Records for the task:
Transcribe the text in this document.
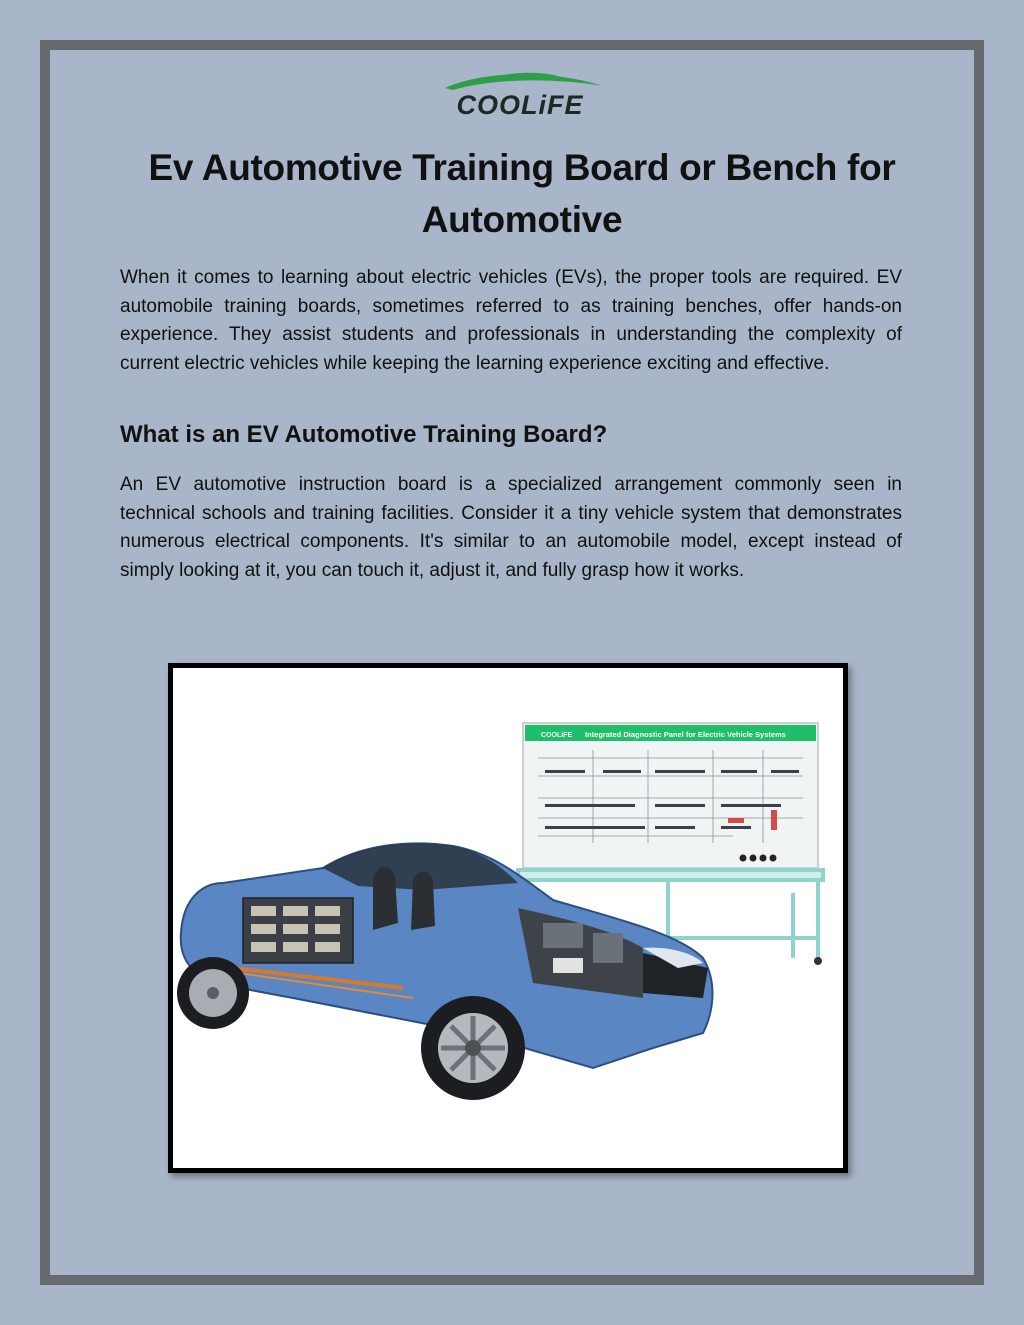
COOLiFE
Ev Automotive Training Board or Bench for Automotive

When it comes to learning about electric vehicles (EVs), the proper tools are required. EV automobile training boards, sometimes referred to as training benches, offer hands-on experience. They assist students and professionals in understanding the complexity of current electric vehicles while keeping the learning experience exciting and effective.

What is an EV Automotive Training Board?

An EV automotive instruction board is a specialized arrangement commonly seen in technical schools and training facilities. Consider it a tiny vehicle system that demonstrates numerous electrical components. It's similar to an automobile model, except instead of simply looking at it, you can touch it, adjust it, and fully grasp how it works.

COOLiFE Integrated Diagnostic Panel for Electric Vehicle Systems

Task prompt:
Copy the data character for character, but drop all pictures from the copy.

Complete answer:
Transcribe the text in this document.
COOLiFE
Ev Automotive Training Board or Bench for Automotive

When it comes to learning about electric vehicles (EVs), the proper tools are required. EV automobile training boards, sometimes referred to as training benches, offer hands-on experience. They assist students and professionals in understanding the complexity of current electric vehicles while keeping the learning experience exciting and effective.

What is an EV Automotive Training Board?

An EV automotive instruction board is a specialized arrangement commonly seen in technical schools and training facilities. Consider it a tiny vehicle system that demonstrates numerous electrical components. It's similar to an automobile model, except instead of simply looking at it, you can touch it, adjust it, and fully grasp how it works.

COOLiFE Integrated Diagnostic Panel for Electric Vehicle Systems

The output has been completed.